[START Provided material]

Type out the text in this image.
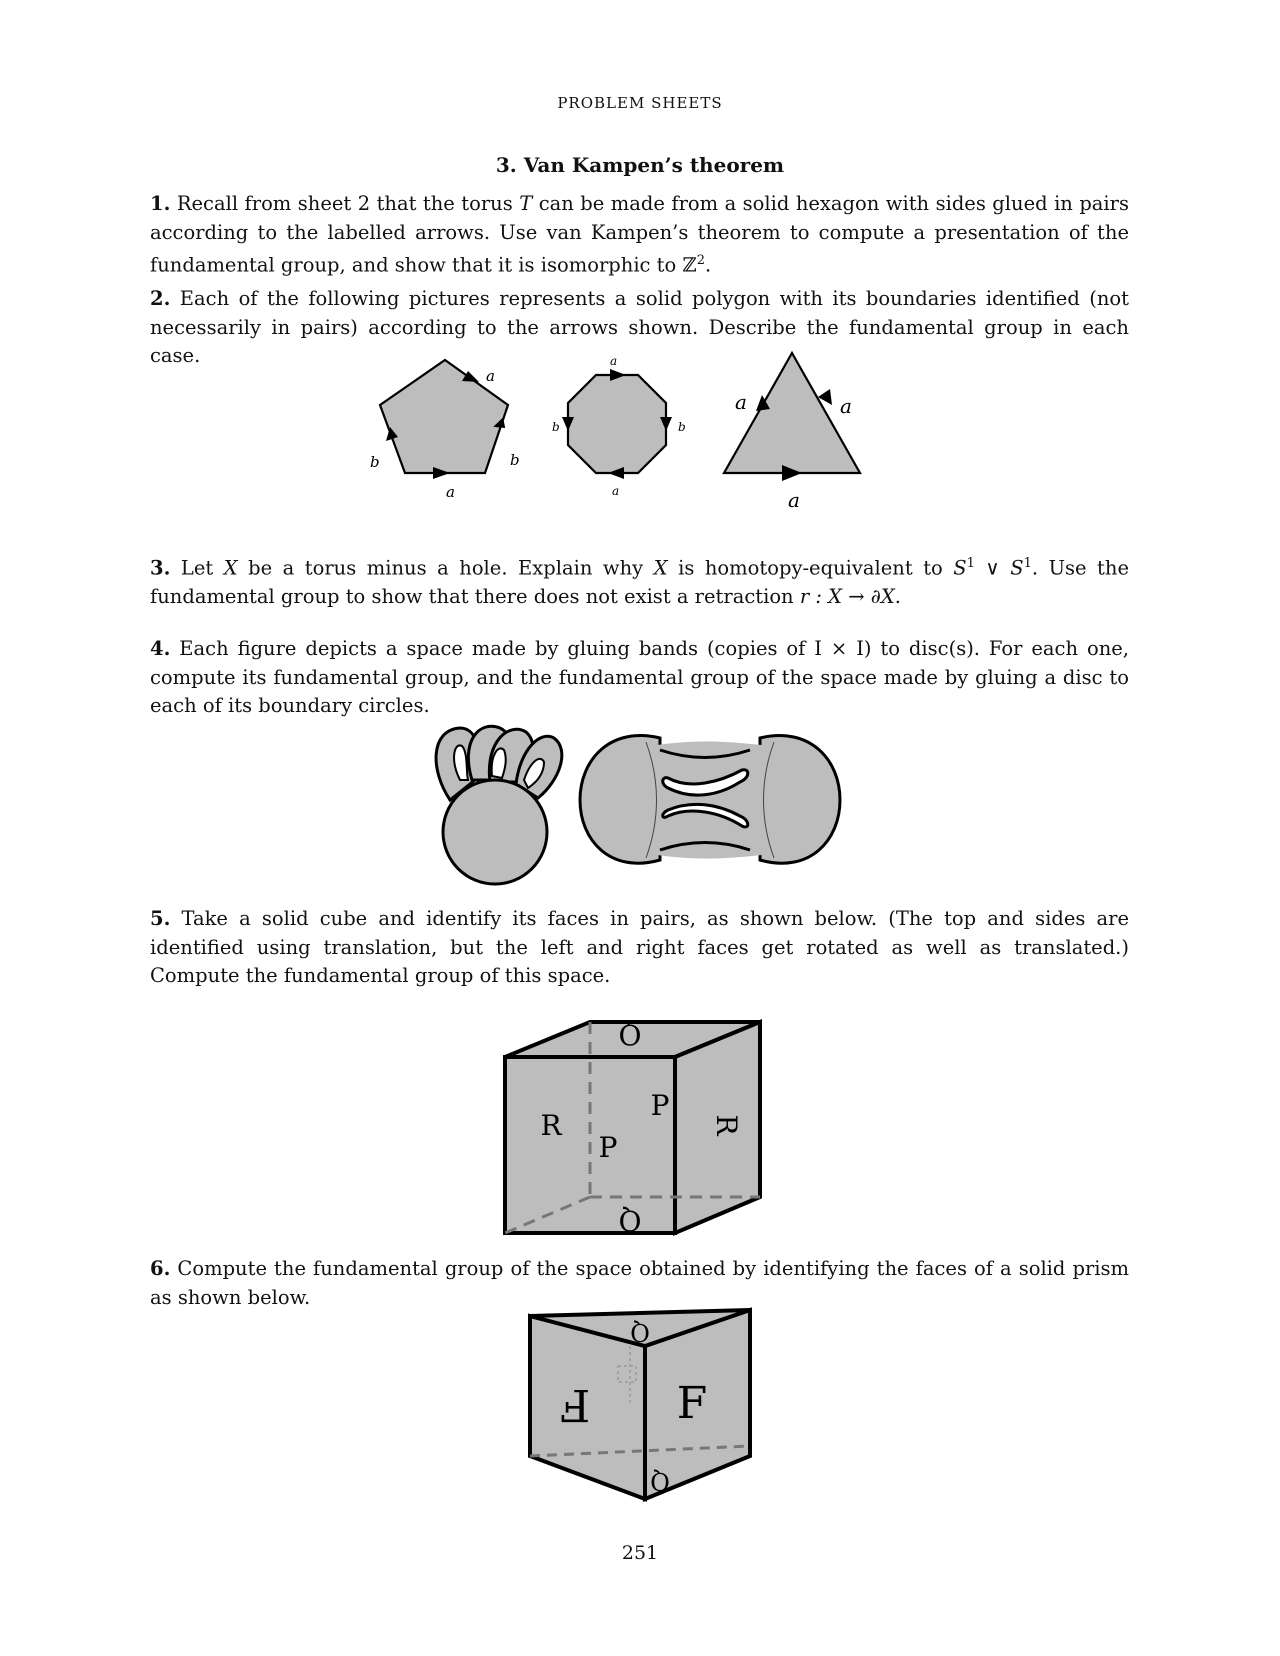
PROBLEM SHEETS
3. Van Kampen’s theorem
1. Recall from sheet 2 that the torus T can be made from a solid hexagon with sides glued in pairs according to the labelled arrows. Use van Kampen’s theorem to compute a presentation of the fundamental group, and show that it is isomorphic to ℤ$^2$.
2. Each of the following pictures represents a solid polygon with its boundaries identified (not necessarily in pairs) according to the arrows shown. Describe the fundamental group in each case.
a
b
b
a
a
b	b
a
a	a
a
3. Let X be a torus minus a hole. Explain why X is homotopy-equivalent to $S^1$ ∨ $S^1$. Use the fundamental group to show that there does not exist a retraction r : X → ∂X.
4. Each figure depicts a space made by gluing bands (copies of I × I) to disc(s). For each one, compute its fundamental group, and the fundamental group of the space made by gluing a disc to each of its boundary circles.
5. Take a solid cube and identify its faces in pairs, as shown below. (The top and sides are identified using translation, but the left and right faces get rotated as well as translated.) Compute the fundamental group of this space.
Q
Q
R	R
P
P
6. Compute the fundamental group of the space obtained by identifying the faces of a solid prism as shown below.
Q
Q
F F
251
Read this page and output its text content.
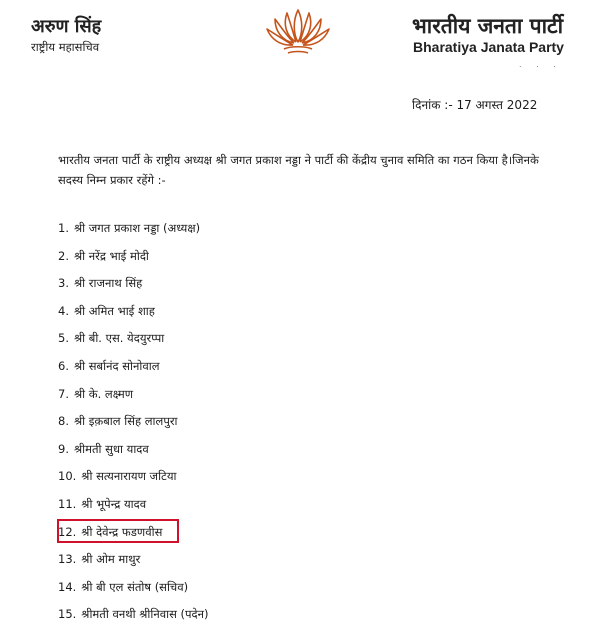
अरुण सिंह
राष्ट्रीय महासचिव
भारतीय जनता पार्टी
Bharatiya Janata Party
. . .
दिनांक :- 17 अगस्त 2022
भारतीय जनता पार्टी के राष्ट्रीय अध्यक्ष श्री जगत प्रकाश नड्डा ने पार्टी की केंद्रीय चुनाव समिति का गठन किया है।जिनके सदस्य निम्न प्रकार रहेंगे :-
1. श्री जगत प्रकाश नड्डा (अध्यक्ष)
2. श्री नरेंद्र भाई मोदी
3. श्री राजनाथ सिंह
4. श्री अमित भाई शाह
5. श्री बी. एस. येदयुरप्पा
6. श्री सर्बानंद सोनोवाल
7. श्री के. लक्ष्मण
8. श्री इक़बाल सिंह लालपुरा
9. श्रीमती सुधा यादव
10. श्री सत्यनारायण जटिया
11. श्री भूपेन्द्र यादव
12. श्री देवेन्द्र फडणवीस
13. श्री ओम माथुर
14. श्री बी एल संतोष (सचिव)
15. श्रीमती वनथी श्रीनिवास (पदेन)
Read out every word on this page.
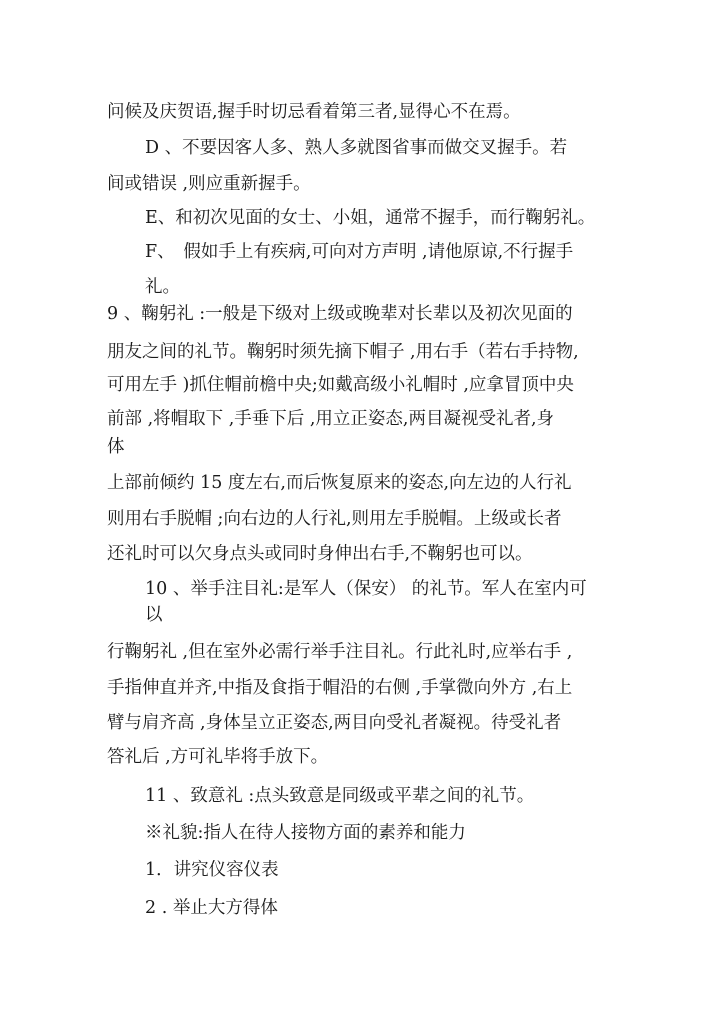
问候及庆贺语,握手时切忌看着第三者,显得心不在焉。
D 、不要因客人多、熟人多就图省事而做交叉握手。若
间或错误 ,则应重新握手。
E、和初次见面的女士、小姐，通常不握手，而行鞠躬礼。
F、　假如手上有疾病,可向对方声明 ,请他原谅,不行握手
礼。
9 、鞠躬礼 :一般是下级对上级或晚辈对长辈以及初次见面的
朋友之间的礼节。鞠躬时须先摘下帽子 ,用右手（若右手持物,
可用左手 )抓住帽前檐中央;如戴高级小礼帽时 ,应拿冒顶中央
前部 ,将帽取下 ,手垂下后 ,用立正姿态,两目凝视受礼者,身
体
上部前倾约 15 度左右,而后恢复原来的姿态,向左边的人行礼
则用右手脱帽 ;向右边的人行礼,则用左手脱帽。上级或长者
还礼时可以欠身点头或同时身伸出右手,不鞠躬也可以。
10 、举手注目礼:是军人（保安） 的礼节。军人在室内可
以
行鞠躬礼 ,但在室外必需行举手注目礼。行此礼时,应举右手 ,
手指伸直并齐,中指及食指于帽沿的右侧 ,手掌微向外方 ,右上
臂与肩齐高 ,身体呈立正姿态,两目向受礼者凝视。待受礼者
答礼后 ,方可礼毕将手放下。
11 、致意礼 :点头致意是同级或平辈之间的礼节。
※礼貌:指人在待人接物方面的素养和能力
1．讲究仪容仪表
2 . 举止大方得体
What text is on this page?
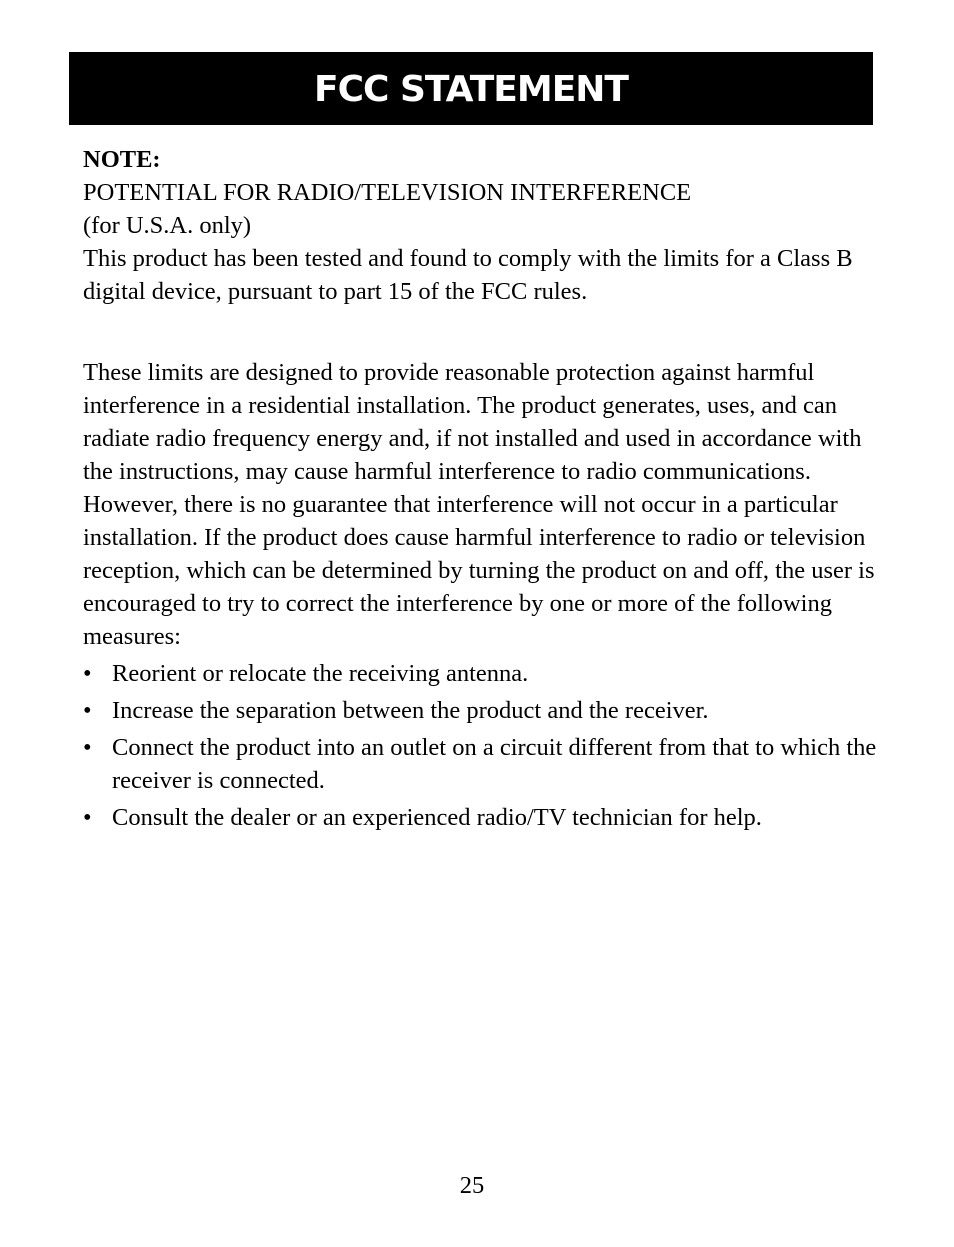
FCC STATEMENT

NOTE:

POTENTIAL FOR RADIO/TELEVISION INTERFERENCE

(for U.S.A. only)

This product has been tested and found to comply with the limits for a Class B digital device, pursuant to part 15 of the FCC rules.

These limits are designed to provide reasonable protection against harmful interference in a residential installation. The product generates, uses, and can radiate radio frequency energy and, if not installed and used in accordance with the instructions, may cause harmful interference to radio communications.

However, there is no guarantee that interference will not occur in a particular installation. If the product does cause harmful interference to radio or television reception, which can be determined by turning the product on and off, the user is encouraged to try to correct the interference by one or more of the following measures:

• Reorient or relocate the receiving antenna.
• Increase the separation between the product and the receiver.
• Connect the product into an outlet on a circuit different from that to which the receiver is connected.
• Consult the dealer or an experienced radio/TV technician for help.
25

[END Provided material]

[Goal of the exercise]:
Reproduce the material in full, word for word, and omit the pictures.

[Written answer]:
Type out the text in this image.
PROBLEM SHEETS
3. Van Kampen’s theorem
1. Recall from sheet 2 that the torus T can be made from a solid hexagon with sides glued in pairs according to the labelled arrows. Use van Kampen’s theorem to compute a presentation of the fundamental group, and show that it is isomorphic to ℤ$^2$.
2. Each of the following pictures represents a solid polygon with its boundaries identified (not necessarily in pairs) according to the arrows shown. Describe the fundamental group in each case.
a
b
b
a
a
b	b
a
a	a
a
3. Let X be a torus minus a hole. Explain why X is homotopy-equivalent to $S^1$ ∨ $S^1$. Use the fundamental group to show that there does not exist a retraction r : X → ∂X.
4. Each figure depicts a space made by gluing bands (copies of I × I) to disc(s). For each one, compute its fundamental group, and the fundamental group of the space made by gluing a disc to each of its boundary circles.
5. Take a solid cube and identify its faces in pairs, as shown below. (The top and sides are identified using translation, but the left and right faces get rotated as well as translated.) Compute the fundamental group of this space.
Q
Q
R	R
P
P
6. Compute the fundamental group of the space obtained by identifying the faces of a solid prism as shown below.
Q
Q
F F
251
Read this page and output its text content.
अरुण सिंह
राष्ट्रीय महासचिव
भारतीय जनता पार्टी
Bharatiya Janata Party
. . .
दिनांक :- 17 अगस्त 2022
भारतीय जनता पार्टी के राष्ट्रीय अध्यक्ष श्री जगत प्रकाश नड्डा ने पार्टी की केंद्रीय चुनाव समिति का गठन किया है।जिनके सदस्य निम्न प्रकार रहेंगे :-
1. श्री जगत प्रकाश नड्डा (अध्यक्ष)
2. श्री नरेंद्र भाई मोदी
3. श्री राजनाथ सिंह
4. श्री अमित भाई शाह
5. श्री बी. एस. येदयुरप्पा
6. श्री सर्बानंद सोनोवाल
7. श्री के. लक्ष्मण
8. श्री इक़बाल सिंह लालपुरा
9. श्रीमती सुधा यादव
10. श्री सत्यनारायण जटिया
11. श्री भूपेन्द्र यादव
12. श्री देवेन्द्र फडणवीस
13. श्री ओम माथुर
14. श्री बी एल संतोष (सचिव)
15. श्रीमती वनथी श्रीनिवास (पदेन)
Read out every word on this page.
问候及庆贺语,握手时切忌看着第三者,显得心不在焉。
D 、不要因客人多、熟人多就图省事而做交叉握手。若
间或错误 ,则应重新握手。
E、和初次见面的女士、小姐，通常不握手，而行鞠躬礼。
F、　假如手上有疾病,可向对方声明 ,请他原谅,不行握手
礼。
9 、鞠躬礼 :一般是下级对上级或晚辈对长辈以及初次见面的
朋友之间的礼节。鞠躬时须先摘下帽子 ,用右手（若右手持物,
可用左手 )抓住帽前檐中央;如戴高级小礼帽时 ,应拿冒顶中央
前部 ,将帽取下 ,手垂下后 ,用立正姿态,两目凝视受礼者,身
体
上部前倾约 15 度左右,而后恢复原来的姿态,向左边的人行礼
则用右手脱帽 ;向右边的人行礼,则用左手脱帽。上级或长者
还礼时可以欠身点头或同时身伸出右手,不鞠躬也可以。
10 、举手注目礼:是军人（保安） 的礼节。军人在室内可
以
行鞠躬礼 ,但在室外必需行举手注目礼。行此礼时,应举右手 ,
手指伸直并齐,中指及食指于帽沿的右侧 ,手掌微向外方 ,右上
臂与肩齐高 ,身体呈立正姿态,两目向受礼者凝视。待受礼者
答礼后 ,方可礼毕将手放下。
11 、致意礼 :点头致意是同级或平辈之间的礼节。
※礼貌:指人在待人接物方面的素养和能力
1．讲究仪容仪表
2 . 举止大方得体
What text is on this page?
FCC STATEMENT

NOTE:

POTENTIAL FOR RADIO/TELEVISION INTERFERENCE

(for U.S.A. only)

This product has been tested and found to comply with the limits for a Class B digital device, pursuant to part 15 of the FCC rules.

These limits are designed to provide reasonable protection against harmful interference in a residential installation. The product generates, uses, and can radiate radio frequency energy and, if not installed and used in accordance with the instructions, may cause harmful interference to radio communications.

However, there is no guarantee that interference will not occur in a particular installation. If the product does cause harmful interference to radio or television reception, which can be determined by turning the product on and off, the user is encouraged to try to correct the interference by one or more of the following measures:

• Reorient or relocate the receiving antenna.
• Increase the separation between the product and the receiver.
• Connect the product into an outlet on a circuit different from that to which the receiver is connected.
• Consult the dealer or an experienced radio/TV technician for help.
25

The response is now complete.